_REQUIRED TASK_. Transcribe all the entries word for word, skipping the pictures.

━━━ TASK INPUTS

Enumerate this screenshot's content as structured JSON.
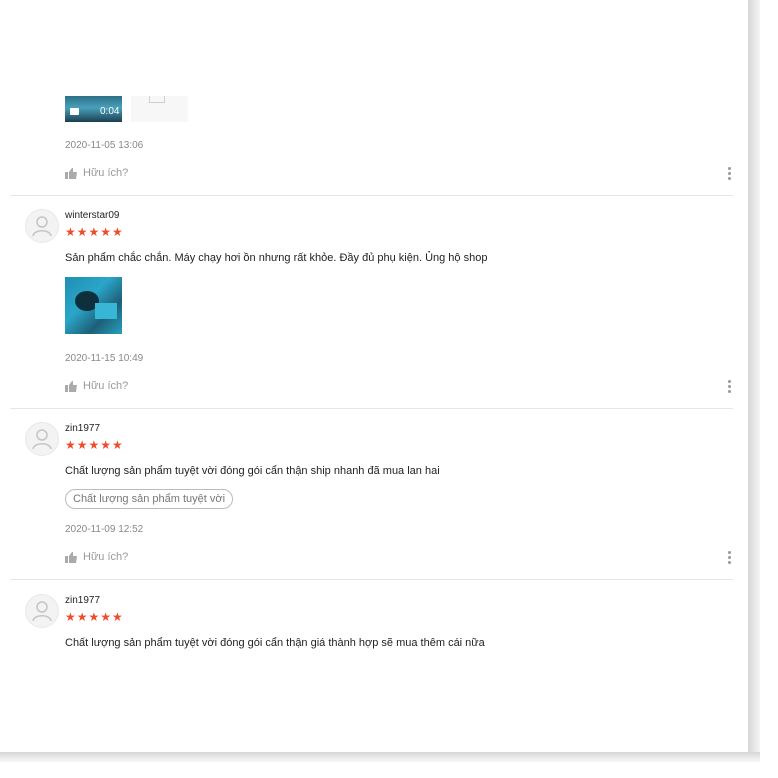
{
  "colors": {
    "star": "#ee4d2d",
    "muted": "#888888"
  },
  "reviews": [
    {
      "media": [
        {
          "type": "video",
          "duration": "0:04",
          "icon": "video-camera-icon"
        },
        {
          "type": "image"
        }
      ],
      "date": "2020-11-05 13:06",
      "helpful_label": "Hữu ích?"
    },
    {
      "username": "winterstar09",
      "stars": "★★★★★",
      "comment": "Sản phẩm chắc chắn. Máy chạy hơi ồn nhưng rất khỏe.  Đầy đủ phụ kiện. Ủng hộ shop",
      "media": [
        {
          "type": "image"
        }
      ],
      "date": "2020-11-15 10:49",
      "helpful_label": "Hữu ích?"
    },
    {
      "username": "zin1977",
      "stars": "★★★★★",
      "comment": "Chất lượng sản phẩm tuyệt vời đóng gói cẩn thận ship nhanh đã mua lan hai",
      "tag": "Chất lượng sản phẩm tuyệt vời",
      "date": "2020-11-09 12:52",
      "helpful_label": "Hữu ích?"
    },
    {
      "username": "zin1977",
      "stars": "★★★★★",
      "comment": "Chất lượng sản phẩm tuyệt vời đóng gói cẩn thận giá thành hợp sẽ mua thêm cái nữa"
    }
  ]
}
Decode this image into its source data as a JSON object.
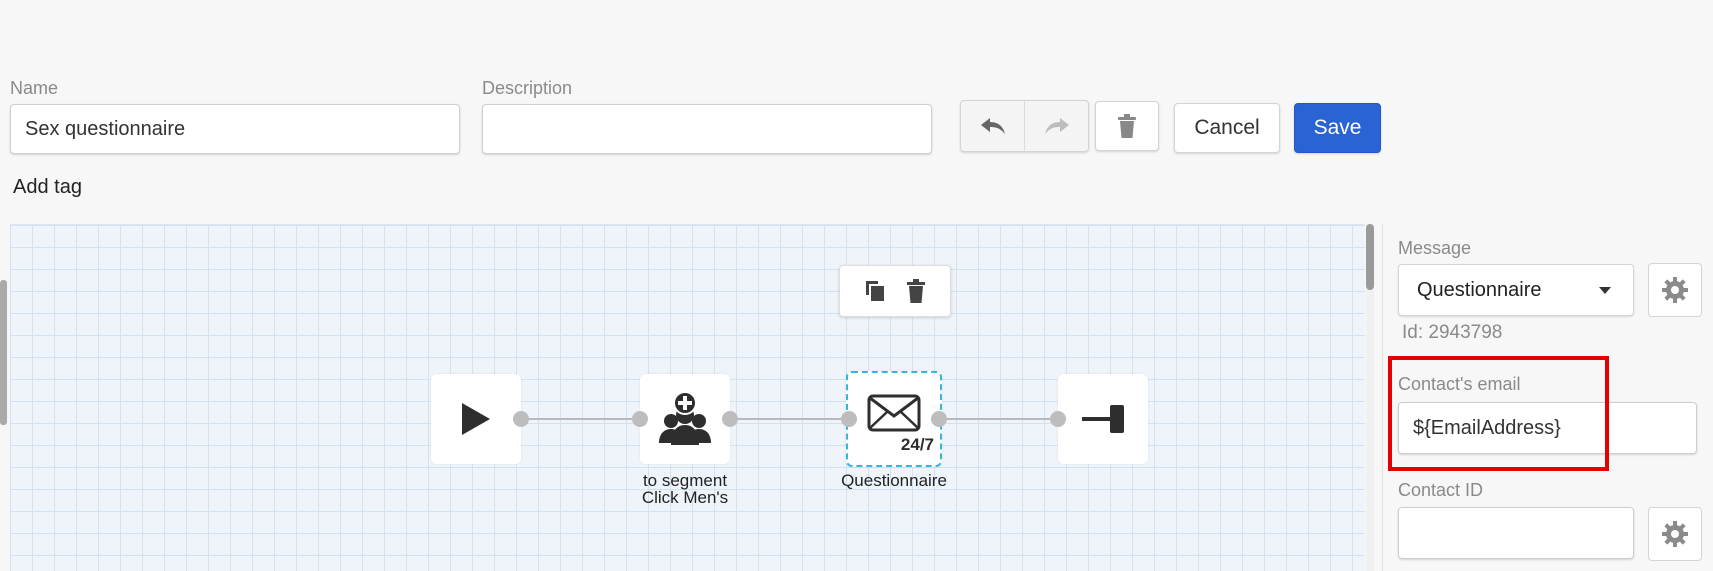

━━━━━━

_RESPONSE TO THE TASK_.
Enumerate this screenshot's content as structured JSON.
{
  "colors": {
    "star": "#ee4d2d",
    "muted": "#888888"
  },
  "reviews": [
    {
      "media": [
        {
          "type": "video",
          "duration": "0:04",
          "icon": "video-camera-icon"
        },
        {
          "type": "image"
        }
      ],
      "date": "2020-11-05 13:06",
      "helpful_label": "Hữu ích?"
    },
    {
      "username": "winterstar09",
      "stars": "★★★★★",
      "comment": "Sản phẩm chắc chắn. Máy chạy hơi ồn nhưng rất khỏe.  Đầy đủ phụ kiện. Ủng hộ shop",
      "media": [
        {
          "type": "image"
        }
      ],
      "date": "2020-11-15 10:49",
      "helpful_label": "Hữu ích?"
    },
    {
      "username": "zin1977",
      "stars": "★★★★★",
      "comment": "Chất lượng sản phẩm tuyệt vời đóng gói cẩn thận ship nhanh đã mua lan hai",
      "tag": "Chất lượng sản phẩm tuyệt vời",
      "date": "2020-11-09 12:52",
      "helpful_label": "Hữu ích?"
    },
    {
      "username": "zin1977",
      "stars": "★★★★★",
      "comment": "Chất lượng sản phẩm tuyệt vời đóng gói cẩn thận giá thành hợp sẽ mua thêm cái nữa"
    }
  ]
}
Decode this image into its source data as a JSON object.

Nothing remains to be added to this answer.